> _Problem_
From the line that has "Extract all the data from this chart as JSON." down to the final line of the listing below, transcribe every line exactly, and only those.

** Start Input for this task **

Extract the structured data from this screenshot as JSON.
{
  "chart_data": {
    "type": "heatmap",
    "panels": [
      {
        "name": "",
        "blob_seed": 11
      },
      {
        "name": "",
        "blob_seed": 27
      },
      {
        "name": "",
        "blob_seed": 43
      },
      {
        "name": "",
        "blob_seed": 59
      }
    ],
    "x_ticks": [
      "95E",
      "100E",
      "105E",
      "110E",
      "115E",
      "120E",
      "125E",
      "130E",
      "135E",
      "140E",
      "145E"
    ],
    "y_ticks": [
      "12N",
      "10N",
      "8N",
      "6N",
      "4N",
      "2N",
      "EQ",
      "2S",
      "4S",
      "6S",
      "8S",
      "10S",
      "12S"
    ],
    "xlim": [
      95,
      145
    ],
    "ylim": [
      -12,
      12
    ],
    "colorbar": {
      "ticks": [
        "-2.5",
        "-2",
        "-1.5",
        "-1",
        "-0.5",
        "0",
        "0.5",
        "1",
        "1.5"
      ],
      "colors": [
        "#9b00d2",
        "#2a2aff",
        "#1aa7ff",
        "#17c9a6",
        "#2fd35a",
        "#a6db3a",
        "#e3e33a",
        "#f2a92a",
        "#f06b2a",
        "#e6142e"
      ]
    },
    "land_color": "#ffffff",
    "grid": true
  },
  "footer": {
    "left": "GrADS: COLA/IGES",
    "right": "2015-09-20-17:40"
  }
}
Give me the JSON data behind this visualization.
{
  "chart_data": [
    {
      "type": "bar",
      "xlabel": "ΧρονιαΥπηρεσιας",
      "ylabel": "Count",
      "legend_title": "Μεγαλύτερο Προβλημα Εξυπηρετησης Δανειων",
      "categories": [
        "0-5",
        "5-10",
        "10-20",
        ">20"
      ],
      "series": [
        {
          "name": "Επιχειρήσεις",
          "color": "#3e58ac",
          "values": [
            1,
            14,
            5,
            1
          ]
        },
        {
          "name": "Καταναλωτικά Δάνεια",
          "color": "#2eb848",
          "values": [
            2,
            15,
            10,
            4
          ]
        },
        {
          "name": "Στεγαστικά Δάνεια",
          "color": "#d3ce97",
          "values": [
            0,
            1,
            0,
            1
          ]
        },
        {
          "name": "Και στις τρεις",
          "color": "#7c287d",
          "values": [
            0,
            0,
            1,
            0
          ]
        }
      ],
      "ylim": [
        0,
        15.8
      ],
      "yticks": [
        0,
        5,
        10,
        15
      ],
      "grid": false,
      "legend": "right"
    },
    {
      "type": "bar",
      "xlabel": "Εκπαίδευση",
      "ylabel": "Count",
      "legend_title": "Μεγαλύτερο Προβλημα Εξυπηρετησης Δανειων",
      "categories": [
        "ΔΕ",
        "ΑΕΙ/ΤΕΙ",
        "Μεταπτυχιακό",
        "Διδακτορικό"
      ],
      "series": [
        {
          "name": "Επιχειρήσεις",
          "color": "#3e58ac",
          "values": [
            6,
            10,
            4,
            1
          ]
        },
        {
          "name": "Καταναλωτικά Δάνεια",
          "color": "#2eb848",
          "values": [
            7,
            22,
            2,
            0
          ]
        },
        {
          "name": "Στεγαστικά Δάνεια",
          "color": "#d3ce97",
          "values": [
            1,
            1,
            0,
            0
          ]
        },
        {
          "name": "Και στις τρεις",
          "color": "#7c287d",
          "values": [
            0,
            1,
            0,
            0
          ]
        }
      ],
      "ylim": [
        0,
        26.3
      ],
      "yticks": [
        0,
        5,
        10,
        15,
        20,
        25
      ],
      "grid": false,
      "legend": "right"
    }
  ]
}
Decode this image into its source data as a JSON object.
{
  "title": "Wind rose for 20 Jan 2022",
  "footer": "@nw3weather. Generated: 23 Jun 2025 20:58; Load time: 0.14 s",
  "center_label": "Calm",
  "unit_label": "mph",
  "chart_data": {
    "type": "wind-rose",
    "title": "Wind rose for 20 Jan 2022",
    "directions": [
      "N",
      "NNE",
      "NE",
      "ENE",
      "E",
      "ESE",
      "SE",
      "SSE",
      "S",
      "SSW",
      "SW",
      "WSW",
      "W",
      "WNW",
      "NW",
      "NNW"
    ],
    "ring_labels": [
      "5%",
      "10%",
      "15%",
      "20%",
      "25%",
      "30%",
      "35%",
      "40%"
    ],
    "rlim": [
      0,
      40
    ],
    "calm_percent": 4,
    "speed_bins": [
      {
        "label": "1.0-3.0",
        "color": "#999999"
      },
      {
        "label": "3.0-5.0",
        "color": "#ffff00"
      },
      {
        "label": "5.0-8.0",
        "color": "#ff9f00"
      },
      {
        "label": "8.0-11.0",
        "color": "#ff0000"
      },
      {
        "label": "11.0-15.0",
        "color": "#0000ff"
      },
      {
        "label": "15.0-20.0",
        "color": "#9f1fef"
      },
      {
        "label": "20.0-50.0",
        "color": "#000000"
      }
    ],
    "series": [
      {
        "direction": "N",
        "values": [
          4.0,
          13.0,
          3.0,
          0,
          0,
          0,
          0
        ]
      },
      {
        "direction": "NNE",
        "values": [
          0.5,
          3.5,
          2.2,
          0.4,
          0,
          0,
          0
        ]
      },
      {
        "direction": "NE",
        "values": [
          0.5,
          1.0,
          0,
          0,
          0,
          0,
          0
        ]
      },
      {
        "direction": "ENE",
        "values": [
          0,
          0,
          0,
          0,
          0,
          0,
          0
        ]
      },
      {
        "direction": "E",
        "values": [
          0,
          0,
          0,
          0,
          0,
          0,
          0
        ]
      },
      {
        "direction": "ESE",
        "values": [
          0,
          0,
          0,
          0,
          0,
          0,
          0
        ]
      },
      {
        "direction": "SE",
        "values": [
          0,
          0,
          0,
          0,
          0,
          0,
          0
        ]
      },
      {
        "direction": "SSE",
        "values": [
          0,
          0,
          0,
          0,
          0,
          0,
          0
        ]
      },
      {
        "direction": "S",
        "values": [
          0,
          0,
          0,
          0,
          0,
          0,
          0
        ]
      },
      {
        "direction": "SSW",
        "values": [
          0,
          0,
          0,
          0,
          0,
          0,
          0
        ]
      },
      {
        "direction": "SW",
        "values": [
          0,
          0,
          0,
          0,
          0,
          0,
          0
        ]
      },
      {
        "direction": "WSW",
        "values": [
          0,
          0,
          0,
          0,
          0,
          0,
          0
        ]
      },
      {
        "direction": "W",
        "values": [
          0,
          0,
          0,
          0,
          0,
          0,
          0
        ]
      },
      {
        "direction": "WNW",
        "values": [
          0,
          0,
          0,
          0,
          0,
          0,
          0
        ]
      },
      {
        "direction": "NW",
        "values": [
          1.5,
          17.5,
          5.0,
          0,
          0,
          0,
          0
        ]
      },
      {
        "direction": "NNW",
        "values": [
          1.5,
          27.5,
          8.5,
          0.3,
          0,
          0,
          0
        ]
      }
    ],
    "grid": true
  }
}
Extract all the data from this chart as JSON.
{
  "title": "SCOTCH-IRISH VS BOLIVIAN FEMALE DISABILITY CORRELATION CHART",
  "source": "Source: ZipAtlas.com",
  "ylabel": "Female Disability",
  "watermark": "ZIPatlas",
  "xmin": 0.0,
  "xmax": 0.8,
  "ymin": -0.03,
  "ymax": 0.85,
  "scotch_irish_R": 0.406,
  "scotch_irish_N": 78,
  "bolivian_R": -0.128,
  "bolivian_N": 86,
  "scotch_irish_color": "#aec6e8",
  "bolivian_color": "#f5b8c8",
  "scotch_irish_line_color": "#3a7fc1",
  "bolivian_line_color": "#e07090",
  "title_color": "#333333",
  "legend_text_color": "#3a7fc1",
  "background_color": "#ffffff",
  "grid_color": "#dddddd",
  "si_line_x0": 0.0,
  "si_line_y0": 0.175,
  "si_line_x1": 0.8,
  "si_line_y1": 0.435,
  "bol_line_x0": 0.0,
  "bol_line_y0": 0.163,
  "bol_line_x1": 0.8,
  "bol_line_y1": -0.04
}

** End Input for this task **

> _Solved problem_
Extract all the data from this chart as JSON.
{
  "title": "SCOTCH-IRISH VS BOLIVIAN FEMALE DISABILITY CORRELATION CHART",
  "source": "Source: ZipAtlas.com",
  "ylabel": "Female Disability",
  "watermark": "ZIPatlas",
  "xmin": 0.0,
  "xmax": 0.8,
  "ymin": -0.03,
  "ymax": 0.85,
  "scotch_irish_R": 0.406,
  "scotch_irish_N": 78,
  "bolivian_R": -0.128,
  "bolivian_N": 86,
  "scotch_irish_color": "#aec6e8",
  "bolivian_color": "#f5b8c8",
  "scotch_irish_line_color": "#3a7fc1",
  "bolivian_line_color": "#e07090",
  "title_color": "#333333",
  "legend_text_color": "#3a7fc1",
  "background_color": "#ffffff",
  "grid_color": "#dddddd",
  "si_line_x0": 0.0,
  "si_line_y0": 0.175,
  "si_line_x1": 0.8,
  "si_line_y1": 0.435,
  "bol_line_x0": 0.0,
  "bol_line_y0": 0.163,
  "bol_line_x1": 0.8,
  "bol_line_y1": -0.04
}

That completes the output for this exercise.